**RECORDS FOR PROCESSING:**

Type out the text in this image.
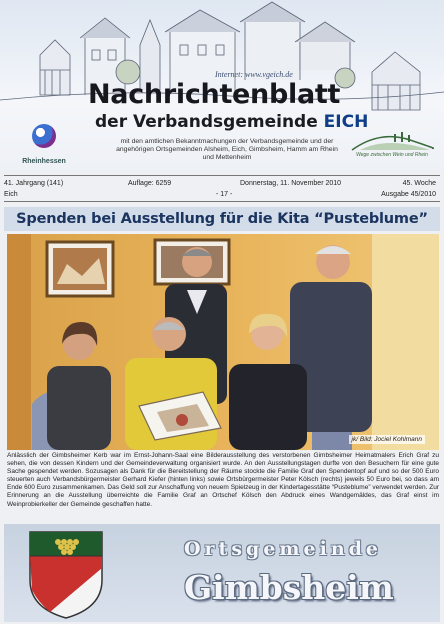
Internet: www.vgeich.de
Nachrichtenblatt
der Verbandsgemeinde EICH
mit den amtlichen Bekanntmachungen der Verbandsgemeinde und der angehörigen Ortsgemeinden Alsheim, Eich, Gimbsheim, Hamm am Rhein und Mettenheim
Rheinhessen
Wege zwischen Wein und Rhein
41. Jahrgang (141)	Auflage: 6259	Donnerstag, 11. November 2010	45. Woche
Eich	- 17 -	Ausgabe 45/2010
Spenden bei Ausstellung für die Kita “Pusteblume”
jk/ Bild: Jociel Kohlmann
Anlässlich der Gimbsheimer Kerb war im Ernst-Johann-Saal eine Bilderausstellung des verstorbenen Gimbsheimer Heimatmalers Erich Graf zu sehen, die von dessen Kindern und der Gemeindeverwaltung organisiert wurde. An den Ausstellungstagen durfte von den Besuchern für eine gute Sache gespendet werden. Sozusagen als Dank für die Bereitstellung der Räume stockte die Familie Graf den Spendentopf auf und so der 500 Euro steuerten auch Verbandsbürgermeister Gerhard Kiefer (hinten links) sowie Ortsbürgermeister Peter Kölsch (rechts) jeweils 50 Euro bei, so dass am Ende 600 Euro zusammenkamen. Das Geld soll zur Anschaffung von neuem Spielzeug in der Kindertagesstätte “Pusteblume” verwendet werden. Zur Erinnerung an die Ausstellung überreichte die Familie Graf an Ortschef Kölsch den Abdruck eines Wandgemäldes, das Graf einst im Weinprobierkeller der Gemeinde geschaffen hatte.
Ortsgemeinde
Gimbsheim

**AIM OF THE TASK:** Transcribe every line in the entries above, taking out only the images.

**EXERCISE ANSWER:**
Type out the text in this image.
Internet: www.vgeich.de
Nachrichtenblatt
der Verbandsgemeinde EICH
mit den amtlichen Bekanntmachungen der Verbandsgemeinde und der angehörigen Ortsgemeinden Alsheim, Eich, Gimbsheim, Hamm am Rhein und Mettenheim
Rheinhessen
Wege zwischen Wein und Rhein
41. Jahrgang (141)	Auflage: 6259	Donnerstag, 11. November 2010	45. Woche
Eich	- 17 -	Ausgabe 45/2010
Spenden bei Ausstellung für die Kita “Pusteblume”
jk/ Bild: Jociel Kohlmann
Anlässlich der Gimbsheimer Kerb war im Ernst-Johann-Saal eine Bilderausstellung des verstorbenen Gimbsheimer Heimatmalers Erich Graf zu sehen, die von dessen Kindern und der Gemeindeverwaltung organisiert wurde. An den Ausstellungstagen durfte von den Besuchern für eine gute Sache gespendet werden. Sozusagen als Dank für die Bereitstellung der Räume stockte die Familie Graf den Spendentopf auf und so der 500 Euro steuerten auch Verbandsbürgermeister Gerhard Kiefer (hinten links) sowie Ortsbürgermeister Peter Kölsch (rechts) jeweils 50 Euro bei, so dass am Ende 600 Euro zusammenkamen. Das Geld soll zur Anschaffung von neuem Spielzeug in der Kindertagesstätte “Pusteblume” verwendet werden. Zur Erinnerung an die Ausstellung überreichte die Familie Graf an Ortschef Kölsch den Abdruck eines Wandgemäldes, das Graf einst im Weinprobierkeller der Gemeinde geschaffen hatte.
Ortsgemeinde
Gimbsheim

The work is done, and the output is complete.